## Entries

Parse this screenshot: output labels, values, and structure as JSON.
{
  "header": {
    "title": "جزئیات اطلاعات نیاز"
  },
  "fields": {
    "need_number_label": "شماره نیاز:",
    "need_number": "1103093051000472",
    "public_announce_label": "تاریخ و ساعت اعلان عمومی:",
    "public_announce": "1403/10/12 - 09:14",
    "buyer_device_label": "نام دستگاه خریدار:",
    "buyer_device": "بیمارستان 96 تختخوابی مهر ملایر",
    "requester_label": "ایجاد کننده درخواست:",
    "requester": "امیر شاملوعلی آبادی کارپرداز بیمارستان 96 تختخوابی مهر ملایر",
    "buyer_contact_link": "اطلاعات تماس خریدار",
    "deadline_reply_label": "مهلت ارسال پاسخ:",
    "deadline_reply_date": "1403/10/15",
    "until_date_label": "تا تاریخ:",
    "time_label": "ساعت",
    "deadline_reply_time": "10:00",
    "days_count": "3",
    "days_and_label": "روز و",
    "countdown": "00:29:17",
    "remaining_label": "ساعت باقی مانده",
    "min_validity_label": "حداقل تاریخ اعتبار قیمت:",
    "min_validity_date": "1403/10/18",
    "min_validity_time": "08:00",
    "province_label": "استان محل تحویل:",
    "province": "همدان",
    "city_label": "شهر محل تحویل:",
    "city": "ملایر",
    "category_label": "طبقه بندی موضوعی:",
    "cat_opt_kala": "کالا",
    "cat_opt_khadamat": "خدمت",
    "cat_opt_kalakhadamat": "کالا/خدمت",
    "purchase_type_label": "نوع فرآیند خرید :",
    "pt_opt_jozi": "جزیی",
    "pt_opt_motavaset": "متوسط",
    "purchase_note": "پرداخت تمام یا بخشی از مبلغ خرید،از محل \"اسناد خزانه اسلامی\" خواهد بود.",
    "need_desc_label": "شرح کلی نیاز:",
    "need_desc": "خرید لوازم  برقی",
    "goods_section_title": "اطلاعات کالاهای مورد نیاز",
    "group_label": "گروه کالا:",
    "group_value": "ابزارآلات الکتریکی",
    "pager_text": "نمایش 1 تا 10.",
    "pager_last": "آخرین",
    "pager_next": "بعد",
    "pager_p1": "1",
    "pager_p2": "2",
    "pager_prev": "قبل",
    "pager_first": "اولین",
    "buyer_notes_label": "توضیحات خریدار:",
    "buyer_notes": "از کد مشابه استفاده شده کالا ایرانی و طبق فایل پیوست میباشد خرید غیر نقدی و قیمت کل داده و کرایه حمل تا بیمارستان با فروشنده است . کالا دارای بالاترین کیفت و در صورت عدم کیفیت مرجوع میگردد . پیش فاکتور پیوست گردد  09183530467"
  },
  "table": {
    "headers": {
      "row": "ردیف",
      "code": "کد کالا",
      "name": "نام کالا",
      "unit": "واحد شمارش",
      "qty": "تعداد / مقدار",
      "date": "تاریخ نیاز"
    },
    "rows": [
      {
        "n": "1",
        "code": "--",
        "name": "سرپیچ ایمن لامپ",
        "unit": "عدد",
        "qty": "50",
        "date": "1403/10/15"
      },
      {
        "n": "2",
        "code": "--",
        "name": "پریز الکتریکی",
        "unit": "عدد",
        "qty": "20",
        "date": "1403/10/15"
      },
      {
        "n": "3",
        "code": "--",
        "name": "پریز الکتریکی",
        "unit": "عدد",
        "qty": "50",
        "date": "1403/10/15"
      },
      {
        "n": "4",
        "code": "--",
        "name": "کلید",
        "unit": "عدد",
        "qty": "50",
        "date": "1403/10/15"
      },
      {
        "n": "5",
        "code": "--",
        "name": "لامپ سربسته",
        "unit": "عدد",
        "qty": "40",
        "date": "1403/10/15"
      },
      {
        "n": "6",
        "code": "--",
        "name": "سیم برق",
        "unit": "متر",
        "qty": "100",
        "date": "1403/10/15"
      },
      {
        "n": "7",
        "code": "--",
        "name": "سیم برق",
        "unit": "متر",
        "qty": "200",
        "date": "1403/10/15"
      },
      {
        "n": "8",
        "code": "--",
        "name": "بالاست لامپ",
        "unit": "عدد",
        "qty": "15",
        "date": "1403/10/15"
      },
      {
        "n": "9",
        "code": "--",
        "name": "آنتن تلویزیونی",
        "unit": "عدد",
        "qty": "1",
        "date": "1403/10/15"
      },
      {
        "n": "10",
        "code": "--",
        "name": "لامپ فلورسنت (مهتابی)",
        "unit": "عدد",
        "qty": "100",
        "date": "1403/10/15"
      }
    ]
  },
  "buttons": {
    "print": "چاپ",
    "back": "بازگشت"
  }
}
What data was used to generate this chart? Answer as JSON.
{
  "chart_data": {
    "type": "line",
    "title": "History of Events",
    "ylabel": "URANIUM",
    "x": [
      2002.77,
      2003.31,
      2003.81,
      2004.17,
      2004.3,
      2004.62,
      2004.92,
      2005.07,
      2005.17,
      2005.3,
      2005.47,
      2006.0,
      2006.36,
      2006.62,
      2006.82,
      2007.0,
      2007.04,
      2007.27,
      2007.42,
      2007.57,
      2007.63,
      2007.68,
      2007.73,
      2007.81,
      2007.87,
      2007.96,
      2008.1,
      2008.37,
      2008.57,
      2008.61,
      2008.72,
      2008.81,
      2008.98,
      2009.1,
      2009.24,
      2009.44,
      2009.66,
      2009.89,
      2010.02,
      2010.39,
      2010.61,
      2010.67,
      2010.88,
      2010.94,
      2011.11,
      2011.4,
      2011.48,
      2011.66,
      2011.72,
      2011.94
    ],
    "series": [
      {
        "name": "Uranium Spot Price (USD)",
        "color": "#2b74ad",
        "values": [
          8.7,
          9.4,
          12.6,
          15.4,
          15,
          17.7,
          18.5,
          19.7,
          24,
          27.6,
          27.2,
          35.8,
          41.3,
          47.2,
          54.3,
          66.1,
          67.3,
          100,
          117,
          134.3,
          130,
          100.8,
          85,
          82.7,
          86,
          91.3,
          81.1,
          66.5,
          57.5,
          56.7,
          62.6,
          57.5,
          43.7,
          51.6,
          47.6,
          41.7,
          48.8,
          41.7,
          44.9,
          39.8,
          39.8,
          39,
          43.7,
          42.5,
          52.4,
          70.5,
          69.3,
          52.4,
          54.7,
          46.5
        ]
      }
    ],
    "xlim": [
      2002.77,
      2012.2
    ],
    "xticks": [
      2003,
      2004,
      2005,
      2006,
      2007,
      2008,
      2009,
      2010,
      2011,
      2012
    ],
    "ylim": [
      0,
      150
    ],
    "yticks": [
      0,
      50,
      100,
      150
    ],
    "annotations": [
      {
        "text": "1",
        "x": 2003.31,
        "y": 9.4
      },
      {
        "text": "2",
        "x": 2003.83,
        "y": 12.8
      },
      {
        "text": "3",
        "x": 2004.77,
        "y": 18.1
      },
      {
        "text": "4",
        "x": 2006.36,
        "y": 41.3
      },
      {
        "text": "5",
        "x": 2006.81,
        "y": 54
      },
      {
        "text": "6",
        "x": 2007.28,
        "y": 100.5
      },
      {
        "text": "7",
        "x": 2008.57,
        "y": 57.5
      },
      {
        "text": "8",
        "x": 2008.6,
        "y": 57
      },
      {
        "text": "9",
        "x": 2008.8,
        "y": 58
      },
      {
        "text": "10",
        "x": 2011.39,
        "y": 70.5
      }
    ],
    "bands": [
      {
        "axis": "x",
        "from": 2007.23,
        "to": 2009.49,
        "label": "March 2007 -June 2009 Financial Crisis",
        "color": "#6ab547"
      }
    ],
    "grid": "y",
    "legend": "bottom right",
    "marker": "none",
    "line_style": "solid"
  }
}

## Aim
All of the entries above should be written out again exactly.

## Complete response
Parse this screenshot: output labels, values, and structure as JSON.
{
  "header": {
    "title": "جزئیات اطلاعات نیاز"
  },
  "fields": {
    "need_number_label": "شماره نیاز:",
    "need_number": "1103093051000472",
    "public_announce_label": "تاریخ و ساعت اعلان عمومی:",
    "public_announce": "1403/10/12 - 09:14",
    "buyer_device_label": "نام دستگاه خریدار:",
    "buyer_device": "بیمارستان 96 تختخوابی مهر ملایر",
    "requester_label": "ایجاد کننده درخواست:",
    "requester": "امیر شاملوعلی آبادی کارپرداز بیمارستان 96 تختخوابی مهر ملایر",
    "buyer_contact_link": "اطلاعات تماس خریدار",
    "deadline_reply_label": "مهلت ارسال پاسخ:",
    "deadline_reply_date": "1403/10/15",
    "until_date_label": "تا تاریخ:",
    "time_label": "ساعت",
    "deadline_reply_time": "10:00",
    "days_count": "3",
    "days_and_label": "روز و",
    "countdown": "00:29:17",
    "remaining_label": "ساعت باقی مانده",
    "min_validity_label": "حداقل تاریخ اعتبار قیمت:",
    "min_validity_date": "1403/10/18",
    "min_validity_time": "08:00",
    "province_label": "استان محل تحویل:",
    "province": "همدان",
    "city_label": "شهر محل تحویل:",
    "city": "ملایر",
    "category_label": "طبقه بندی موضوعی:",
    "cat_opt_kala": "کالا",
    "cat_opt_khadamat": "خدمت",
    "cat_opt_kalakhadamat": "کالا/خدمت",
    "purchase_type_label": "نوع فرآیند خرید :",
    "pt_opt_jozi": "جزیی",
    "pt_opt_motavaset": "متوسط",
    "purchase_note": "پرداخت تمام یا بخشی از مبلغ خرید،از محل \"اسناد خزانه اسلامی\" خواهد بود.",
    "need_desc_label": "شرح کلی نیاز:",
    "need_desc": "خرید لوازم  برقی",
    "goods_section_title": "اطلاعات کالاهای مورد نیاز",
    "group_label": "گروه کالا:",
    "group_value": "ابزارآلات الکتریکی",
    "pager_text": "نمایش 1 تا 10.",
    "pager_last": "آخرین",
    "pager_next": "بعد",
    "pager_p1": "1",
    "pager_p2": "2",
    "pager_prev": "قبل",
    "pager_first": "اولین",
    "buyer_notes_label": "توضیحات خریدار:",
    "buyer_notes": "از کد مشابه استفاده شده کالا ایرانی و طبق فایل پیوست میباشد خرید غیر نقدی و قیمت کل داده و کرایه حمل تا بیمارستان با فروشنده است . کالا دارای بالاترین کیفت و در صورت عدم کیفیت مرجوع میگردد . پیش فاکتور پیوست گردد  09183530467"
  },
  "table": {
    "headers": {
      "row": "ردیف",
      "code": "کد کالا",
      "name": "نام کالا",
      "unit": "واحد شمارش",
      "qty": "تعداد / مقدار",
      "date": "تاریخ نیاز"
    },
    "rows": [
      {
        "n": "1",
        "code": "--",
        "name": "سرپیچ ایمن لامپ",
        "unit": "عدد",
        "qty": "50",
        "date": "1403/10/15"
      },
      {
        "n": "2",
        "code": "--",
        "name": "پریز الکتریکی",
        "unit": "عدد",
        "qty": "20",
        "date": "1403/10/15"
      },
      {
        "n": "3",
        "code": "--",
        "name": "پریز الکتریکی",
        "unit": "عدد",
        "qty": "50",
        "date": "1403/10/15"
      },
      {
        "n": "4",
        "code": "--",
        "name": "کلید",
        "unit": "عدد",
        "qty": "50",
        "date": "1403/10/15"
      },
      {
        "n": "5",
        "code": "--",
        "name": "لامپ سربسته",
        "unit": "عدد",
        "qty": "40",
        "date": "1403/10/15"
      },
      {
        "n": "6",
        "code": "--",
        "name": "سیم برق",
        "unit": "متر",
        "qty": "100",
        "date": "1403/10/15"
      },
      {
        "n": "7",
        "code": "--",
        "name": "سیم برق",
        "unit": "متر",
        "qty": "200",
        "date": "1403/10/15"
      },
      {
        "n": "8",
        "code": "--",
        "name": "بالاست لامپ",
        "unit": "عدد",
        "qty": "15",
        "date": "1403/10/15"
      },
      {
        "n": "9",
        "code": "--",
        "name": "آنتن تلویزیونی",
        "unit": "عدد",
        "qty": "1",
        "date": "1403/10/15"
      },
      {
        "n": "10",
        "code": "--",
        "name": "لامپ فلورسنت (مهتابی)",
        "unit": "عدد",
        "qty": "100",
        "date": "1403/10/15"
      }
    ]
  },
  "buttons": {
    "print": "چاپ",
    "back": "بازگشت"
  }
}
What data was used to generate this chart? Answer as JSON.
{
  "chart_data": {
    "type": "line",
    "title": "History of Events",
    "ylabel": "URANIUM",
    "x": [
      2002.77,
      2003.31,
      2003.81,
      2004.17,
      2004.3,
      2004.62,
      2004.92,
      2005.07,
      2005.17,
      2005.3,
      2005.47,
      2006.0,
      2006.36,
      2006.62,
      2006.82,
      2007.0,
      2007.04,
      2007.27,
      2007.42,
      2007.57,
      2007.63,
      2007.68,
      2007.73,
      2007.81,
      2007.87,
      2007.96,
      2008.1,
      2008.37,
      2008.57,
      2008.61,
      2008.72,
      2008.81,
      2008.98,
      2009.1,
      2009.24,
      2009.44,
      2009.66,
      2009.89,
      2010.02,
      2010.39,
      2010.61,
      2010.67,
      2010.88,
      2010.94,
      2011.11,
      2011.4,
      2011.48,
      2011.66,
      2011.72,
      2011.94
    ],
    "series": [
      {
        "name": "Uranium Spot Price (USD)",
        "color": "#2b74ad",
        "values": [
          8.7,
          9.4,
          12.6,
          15.4,
          15,
          17.7,
          18.5,
          19.7,
          24,
          27.6,
          27.2,
          35.8,
          41.3,
          47.2,
          54.3,
          66.1,
          67.3,
          100,
          117,
          134.3,
          130,
          100.8,
          85,
          82.7,
          86,
          91.3,
          81.1,
          66.5,
          57.5,
          56.7,
          62.6,
          57.5,
          43.7,
          51.6,
          47.6,
          41.7,
          48.8,
          41.7,
          44.9,
          39.8,
          39.8,
          39,
          43.7,
          42.5,
          52.4,
          70.5,
          69.3,
          52.4,
          54.7,
          46.5
        ]
      }
    ],
    "xlim": [
      2002.77,
      2012.2
    ],
    "xticks": [
      2003,
      2004,
      2005,
      2006,
      2007,
      2008,
      2009,
      2010,
      2011,
      2012
    ],
    "ylim": [
      0,
      150
    ],
    "yticks": [
      0,
      50,
      100,
      150
    ],
    "annotations": [
      {
        "text": "1",
        "x": 2003.31,
        "y": 9.4
      },
      {
        "text": "2",
        "x": 2003.83,
        "y": 12.8
      },
      {
        "text": "3",
        "x": 2004.77,
        "y": 18.1
      },
      {
        "text": "4",
        "x": 2006.36,
        "y": 41.3
      },
      {
        "text": "5",
        "x": 2006.81,
        "y": 54
      },
      {
        "text": "6",
        "x": 2007.28,
        "y": 100.5
      },
      {
        "text": "7",
        "x": 2008.57,
        "y": 57.5
      },
      {
        "text": "8",
        "x": 2008.6,
        "y": 57
      },
      {
        "text": "9",
        "x": 2008.8,
        "y": 58
      },
      {
        "text": "10",
        "x": 2011.39,
        "y": 70.5
      }
    ],
    "bands": [
      {
        "axis": "x",
        "from": 2007.23,
        "to": 2009.49,
        "label": "March 2007 -June 2009 Financial Crisis",
        "color": "#6ab547"
      }
    ],
    "grid": "y",
    "legend": "bottom right",
    "marker": "none",
    "line_style": "solid"
  }
}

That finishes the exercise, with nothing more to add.